### Task goal
Your job is to retype all of the data word for word, leaving every image out.

Raw records:
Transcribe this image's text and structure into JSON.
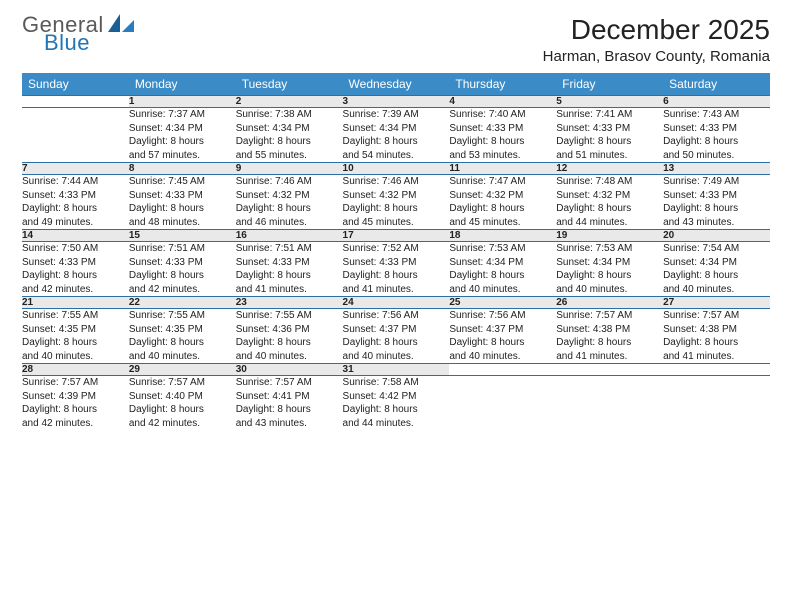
{
  "brand": {
    "part1": "General",
    "part2": "Blue",
    "text_color": "#5a5a5a",
    "accent_color": "#2176b8"
  },
  "title": "December 2025",
  "location": "Harman, Brasov County, Romania",
  "header_bg": "#3b8bc7",
  "header_fg": "#ffffff",
  "daynum_bg": "#e9e9e9",
  "rule_color": "#2d6fa3",
  "days_of_week": [
    "Sunday",
    "Monday",
    "Tuesday",
    "Wednesday",
    "Thursday",
    "Friday",
    "Saturday"
  ],
  "weeks": [
    {
      "nums": [
        "",
        "1",
        "2",
        "3",
        "4",
        "5",
        "6"
      ],
      "cells": [
        null,
        {
          "sunrise": "Sunrise: 7:37 AM",
          "sunset": "Sunset: 4:34 PM",
          "dl1": "Daylight: 8 hours",
          "dl2": "and 57 minutes."
        },
        {
          "sunrise": "Sunrise: 7:38 AM",
          "sunset": "Sunset: 4:34 PM",
          "dl1": "Daylight: 8 hours",
          "dl2": "and 55 minutes."
        },
        {
          "sunrise": "Sunrise: 7:39 AM",
          "sunset": "Sunset: 4:34 PM",
          "dl1": "Daylight: 8 hours",
          "dl2": "and 54 minutes."
        },
        {
          "sunrise": "Sunrise: 7:40 AM",
          "sunset": "Sunset: 4:33 PM",
          "dl1": "Daylight: 8 hours",
          "dl2": "and 53 minutes."
        },
        {
          "sunrise": "Sunrise: 7:41 AM",
          "sunset": "Sunset: 4:33 PM",
          "dl1": "Daylight: 8 hours",
          "dl2": "and 51 minutes."
        },
        {
          "sunrise": "Sunrise: 7:43 AM",
          "sunset": "Sunset: 4:33 PM",
          "dl1": "Daylight: 8 hours",
          "dl2": "and 50 minutes."
        }
      ]
    },
    {
      "nums": [
        "7",
        "8",
        "9",
        "10",
        "11",
        "12",
        "13"
      ],
      "cells": [
        {
          "sunrise": "Sunrise: 7:44 AM",
          "sunset": "Sunset: 4:33 PM",
          "dl1": "Daylight: 8 hours",
          "dl2": "and 49 minutes."
        },
        {
          "sunrise": "Sunrise: 7:45 AM",
          "sunset": "Sunset: 4:33 PM",
          "dl1": "Daylight: 8 hours",
          "dl2": "and 48 minutes."
        },
        {
          "sunrise": "Sunrise: 7:46 AM",
          "sunset": "Sunset: 4:32 PM",
          "dl1": "Daylight: 8 hours",
          "dl2": "and 46 minutes."
        },
        {
          "sunrise": "Sunrise: 7:46 AM",
          "sunset": "Sunset: 4:32 PM",
          "dl1": "Daylight: 8 hours",
          "dl2": "and 45 minutes."
        },
        {
          "sunrise": "Sunrise: 7:47 AM",
          "sunset": "Sunset: 4:32 PM",
          "dl1": "Daylight: 8 hours",
          "dl2": "and 45 minutes."
        },
        {
          "sunrise": "Sunrise: 7:48 AM",
          "sunset": "Sunset: 4:32 PM",
          "dl1": "Daylight: 8 hours",
          "dl2": "and 44 minutes."
        },
        {
          "sunrise": "Sunrise: 7:49 AM",
          "sunset": "Sunset: 4:33 PM",
          "dl1": "Daylight: 8 hours",
          "dl2": "and 43 minutes."
        }
      ]
    },
    {
      "nums": [
        "14",
        "15",
        "16",
        "17",
        "18",
        "19",
        "20"
      ],
      "cells": [
        {
          "sunrise": "Sunrise: 7:50 AM",
          "sunset": "Sunset: 4:33 PM",
          "dl1": "Daylight: 8 hours",
          "dl2": "and 42 minutes."
        },
        {
          "sunrise": "Sunrise: 7:51 AM",
          "sunset": "Sunset: 4:33 PM",
          "dl1": "Daylight: 8 hours",
          "dl2": "and 42 minutes."
        },
        {
          "sunrise": "Sunrise: 7:51 AM",
          "sunset": "Sunset: 4:33 PM",
          "dl1": "Daylight: 8 hours",
          "dl2": "and 41 minutes."
        },
        {
          "sunrise": "Sunrise: 7:52 AM",
          "sunset": "Sunset: 4:33 PM",
          "dl1": "Daylight: 8 hours",
          "dl2": "and 41 minutes."
        },
        {
          "sunrise": "Sunrise: 7:53 AM",
          "sunset": "Sunset: 4:34 PM",
          "dl1": "Daylight: 8 hours",
          "dl2": "and 40 minutes."
        },
        {
          "sunrise": "Sunrise: 7:53 AM",
          "sunset": "Sunset: 4:34 PM",
          "dl1": "Daylight: 8 hours",
          "dl2": "and 40 minutes."
        },
        {
          "sunrise": "Sunrise: 7:54 AM",
          "sunset": "Sunset: 4:34 PM",
          "dl1": "Daylight: 8 hours",
          "dl2": "and 40 minutes."
        }
      ]
    },
    {
      "nums": [
        "21",
        "22",
        "23",
        "24",
        "25",
        "26",
        "27"
      ],
      "cells": [
        {
          "sunrise": "Sunrise: 7:55 AM",
          "sunset": "Sunset: 4:35 PM",
          "dl1": "Daylight: 8 hours",
          "dl2": "and 40 minutes."
        },
        {
          "sunrise": "Sunrise: 7:55 AM",
          "sunset": "Sunset: 4:35 PM",
          "dl1": "Daylight: 8 hours",
          "dl2": "and 40 minutes."
        },
        {
          "sunrise": "Sunrise: 7:55 AM",
          "sunset": "Sunset: 4:36 PM",
          "dl1": "Daylight: 8 hours",
          "dl2": "and 40 minutes."
        },
        {
          "sunrise": "Sunrise: 7:56 AM",
          "sunset": "Sunset: 4:37 PM",
          "dl1": "Daylight: 8 hours",
          "dl2": "and 40 minutes."
        },
        {
          "sunrise": "Sunrise: 7:56 AM",
          "sunset": "Sunset: 4:37 PM",
          "dl1": "Daylight: 8 hours",
          "dl2": "and 40 minutes."
        },
        {
          "sunrise": "Sunrise: 7:57 AM",
          "sunset": "Sunset: 4:38 PM",
          "dl1": "Daylight: 8 hours",
          "dl2": "and 41 minutes."
        },
        {
          "sunrise": "Sunrise: 7:57 AM",
          "sunset": "Sunset: 4:38 PM",
          "dl1": "Daylight: 8 hours",
          "dl2": "and 41 minutes."
        }
      ]
    },
    {
      "nums": [
        "28",
        "29",
        "30",
        "31",
        "",
        "",
        ""
      ],
      "cells": [
        {
          "sunrise": "Sunrise: 7:57 AM",
          "sunset": "Sunset: 4:39 PM",
          "dl1": "Daylight: 8 hours",
          "dl2": "and 42 minutes."
        },
        {
          "sunrise": "Sunrise: 7:57 AM",
          "sunset": "Sunset: 4:40 PM",
          "dl1": "Daylight: 8 hours",
          "dl2": "and 42 minutes."
        },
        {
          "sunrise": "Sunrise: 7:57 AM",
          "sunset": "Sunset: 4:41 PM",
          "dl1": "Daylight: 8 hours",
          "dl2": "and 43 minutes."
        },
        {
          "sunrise": "Sunrise: 7:58 AM",
          "sunset": "Sunset: 4:42 PM",
          "dl1": "Daylight: 8 hours",
          "dl2": "and 44 minutes."
        },
        null,
        null,
        null
      ]
    }
  ]
}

### Problem solution
Transcribe this image's text and structure into JSON.
{
  "brand": {
    "part1": "General",
    "part2": "Blue",
    "text_color": "#5a5a5a",
    "accent_color": "#2176b8"
  },
  "title": "December 2025",
  "location": "Harman, Brasov County, Romania",
  "header_bg": "#3b8bc7",
  "header_fg": "#ffffff",
  "daynum_bg": "#e9e9e9",
  "rule_color": "#2d6fa3",
  "days_of_week": [
    "Sunday",
    "Monday",
    "Tuesday",
    "Wednesday",
    "Thursday",
    "Friday",
    "Saturday"
  ],
  "weeks": [
    {
      "nums": [
        "",
        "1",
        "2",
        "3",
        "4",
        "5",
        "6"
      ],
      "cells": [
        null,
        {
          "sunrise": "Sunrise: 7:37 AM",
          "sunset": "Sunset: 4:34 PM",
          "dl1": "Daylight: 8 hours",
          "dl2": "and 57 minutes."
        },
        {
          "sunrise": "Sunrise: 7:38 AM",
          "sunset": "Sunset: 4:34 PM",
          "dl1": "Daylight: 8 hours",
          "dl2": "and 55 minutes."
        },
        {
          "sunrise": "Sunrise: 7:39 AM",
          "sunset": "Sunset: 4:34 PM",
          "dl1": "Daylight: 8 hours",
          "dl2": "and 54 minutes."
        },
        {
          "sunrise": "Sunrise: 7:40 AM",
          "sunset": "Sunset: 4:33 PM",
          "dl1": "Daylight: 8 hours",
          "dl2": "and 53 minutes."
        },
        {
          "sunrise": "Sunrise: 7:41 AM",
          "sunset": "Sunset: 4:33 PM",
          "dl1": "Daylight: 8 hours",
          "dl2": "and 51 minutes."
        },
        {
          "sunrise": "Sunrise: 7:43 AM",
          "sunset": "Sunset: 4:33 PM",
          "dl1": "Daylight: 8 hours",
          "dl2": "and 50 minutes."
        }
      ]
    },
    {
      "nums": [
        "7",
        "8",
        "9",
        "10",
        "11",
        "12",
        "13"
      ],
      "cells": [
        {
          "sunrise": "Sunrise: 7:44 AM",
          "sunset": "Sunset: 4:33 PM",
          "dl1": "Daylight: 8 hours",
          "dl2": "and 49 minutes."
        },
        {
          "sunrise": "Sunrise: 7:45 AM",
          "sunset": "Sunset: 4:33 PM",
          "dl1": "Daylight: 8 hours",
          "dl2": "and 48 minutes."
        },
        {
          "sunrise": "Sunrise: 7:46 AM",
          "sunset": "Sunset: 4:32 PM",
          "dl1": "Daylight: 8 hours",
          "dl2": "and 46 minutes."
        },
        {
          "sunrise": "Sunrise: 7:46 AM",
          "sunset": "Sunset: 4:32 PM",
          "dl1": "Daylight: 8 hours",
          "dl2": "and 45 minutes."
        },
        {
          "sunrise": "Sunrise: 7:47 AM",
          "sunset": "Sunset: 4:32 PM",
          "dl1": "Daylight: 8 hours",
          "dl2": "and 45 minutes."
        },
        {
          "sunrise": "Sunrise: 7:48 AM",
          "sunset": "Sunset: 4:32 PM",
          "dl1": "Daylight: 8 hours",
          "dl2": "and 44 minutes."
        },
        {
          "sunrise": "Sunrise: 7:49 AM",
          "sunset": "Sunset: 4:33 PM",
          "dl1": "Daylight: 8 hours",
          "dl2": "and 43 minutes."
        }
      ]
    },
    {
      "nums": [
        "14",
        "15",
        "16",
        "17",
        "18",
        "19",
        "20"
      ],
      "cells": [
        {
          "sunrise": "Sunrise: 7:50 AM",
          "sunset": "Sunset: 4:33 PM",
          "dl1": "Daylight: 8 hours",
          "dl2": "and 42 minutes."
        },
        {
          "sunrise": "Sunrise: 7:51 AM",
          "sunset": "Sunset: 4:33 PM",
          "dl1": "Daylight: 8 hours",
          "dl2": "and 42 minutes."
        },
        {
          "sunrise": "Sunrise: 7:51 AM",
          "sunset": "Sunset: 4:33 PM",
          "dl1": "Daylight: 8 hours",
          "dl2": "and 41 minutes."
        },
        {
          "sunrise": "Sunrise: 7:52 AM",
          "sunset": "Sunset: 4:33 PM",
          "dl1": "Daylight: 8 hours",
          "dl2": "and 41 minutes."
        },
        {
          "sunrise": "Sunrise: 7:53 AM",
          "sunset": "Sunset: 4:34 PM",
          "dl1": "Daylight: 8 hours",
          "dl2": "and 40 minutes."
        },
        {
          "sunrise": "Sunrise: 7:53 AM",
          "sunset": "Sunset: 4:34 PM",
          "dl1": "Daylight: 8 hours",
          "dl2": "and 40 minutes."
        },
        {
          "sunrise": "Sunrise: 7:54 AM",
          "sunset": "Sunset: 4:34 PM",
          "dl1": "Daylight: 8 hours",
          "dl2": "and 40 minutes."
        }
      ]
    },
    {
      "nums": [
        "21",
        "22",
        "23",
        "24",
        "25",
        "26",
        "27"
      ],
      "cells": [
        {
          "sunrise": "Sunrise: 7:55 AM",
          "sunset": "Sunset: 4:35 PM",
          "dl1": "Daylight: 8 hours",
          "dl2": "and 40 minutes."
        },
        {
          "sunrise": "Sunrise: 7:55 AM",
          "sunset": "Sunset: 4:35 PM",
          "dl1": "Daylight: 8 hours",
          "dl2": "and 40 minutes."
        },
        {
          "sunrise": "Sunrise: 7:55 AM",
          "sunset": "Sunset: 4:36 PM",
          "dl1": "Daylight: 8 hours",
          "dl2": "and 40 minutes."
        },
        {
          "sunrise": "Sunrise: 7:56 AM",
          "sunset": "Sunset: 4:37 PM",
          "dl1": "Daylight: 8 hours",
          "dl2": "and 40 minutes."
        },
        {
          "sunrise": "Sunrise: 7:56 AM",
          "sunset": "Sunset: 4:37 PM",
          "dl1": "Daylight: 8 hours",
          "dl2": "and 40 minutes."
        },
        {
          "sunrise": "Sunrise: 7:57 AM",
          "sunset": "Sunset: 4:38 PM",
          "dl1": "Daylight: 8 hours",
          "dl2": "and 41 minutes."
        },
        {
          "sunrise": "Sunrise: 7:57 AM",
          "sunset": "Sunset: 4:38 PM",
          "dl1": "Daylight: 8 hours",
          "dl2": "and 41 minutes."
        }
      ]
    },
    {
      "nums": [
        "28",
        "29",
        "30",
        "31",
        "",
        "",
        ""
      ],
      "cells": [
        {
          "sunrise": "Sunrise: 7:57 AM",
          "sunset": "Sunset: 4:39 PM",
          "dl1": "Daylight: 8 hours",
          "dl2": "and 42 minutes."
        },
        {
          "sunrise": "Sunrise: 7:57 AM",
          "sunset": "Sunset: 4:40 PM",
          "dl1": "Daylight: 8 hours",
          "dl2": "and 42 minutes."
        },
        {
          "sunrise": "Sunrise: 7:57 AM",
          "sunset": "Sunset: 4:41 PM",
          "dl1": "Daylight: 8 hours",
          "dl2": "and 43 minutes."
        },
        {
          "sunrise": "Sunrise: 7:58 AM",
          "sunset": "Sunset: 4:42 PM",
          "dl1": "Daylight: 8 hours",
          "dl2": "and 44 minutes."
        },
        null,
        null,
        null
      ]
    }
  ]
}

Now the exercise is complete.